__The problem__: Make an exact copy of the entries below.

__Extracted records__:
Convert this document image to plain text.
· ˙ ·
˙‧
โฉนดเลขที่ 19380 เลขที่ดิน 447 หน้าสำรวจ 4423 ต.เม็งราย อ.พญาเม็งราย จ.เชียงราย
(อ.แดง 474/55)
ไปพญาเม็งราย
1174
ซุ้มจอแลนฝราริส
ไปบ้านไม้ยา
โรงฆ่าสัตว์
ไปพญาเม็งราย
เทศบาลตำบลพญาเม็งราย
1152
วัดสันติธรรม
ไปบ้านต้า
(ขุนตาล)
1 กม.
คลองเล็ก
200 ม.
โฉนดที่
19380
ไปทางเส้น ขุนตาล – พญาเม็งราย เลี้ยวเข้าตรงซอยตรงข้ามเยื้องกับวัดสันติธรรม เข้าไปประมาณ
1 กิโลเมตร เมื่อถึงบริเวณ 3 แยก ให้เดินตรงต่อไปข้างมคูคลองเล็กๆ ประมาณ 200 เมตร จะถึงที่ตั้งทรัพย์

__Final answer__:
Convert this document image to plain text.
· ˙ ·
˙‧
โฉนดเลขที่ 19380 เลขที่ดิน 447 หน้าสำรวจ 4423 ต.เม็งราย อ.พญาเม็งราย จ.เชียงราย
(อ.แดง 474/55)
ไปพญาเม็งราย
1174
ซุ้มจอแลนฝราริส
ไปบ้านไม้ยา
โรงฆ่าสัตว์
ไปพญาเม็งราย
เทศบาลตำบลพญาเม็งราย
1152
วัดสันติธรรม
ไปบ้านต้า
(ขุนตาล)
1 กม.
คลองเล็ก
200 ม.
โฉนดที่
19380
ไปทางเส้น ขุนตาล – พญาเม็งราย เลี้ยวเข้าตรงซอยตรงข้ามเยื้องกับวัดสันติธรรม เข้าไปประมาณ
1 กิโลเมตร เมื่อถึงบริเวณ 3 แยก ให้เดินตรงต่อไปข้างมคูคลองเล็กๆ ประมาณ 200 เมตร จะถึงที่ตั้งทรัพย์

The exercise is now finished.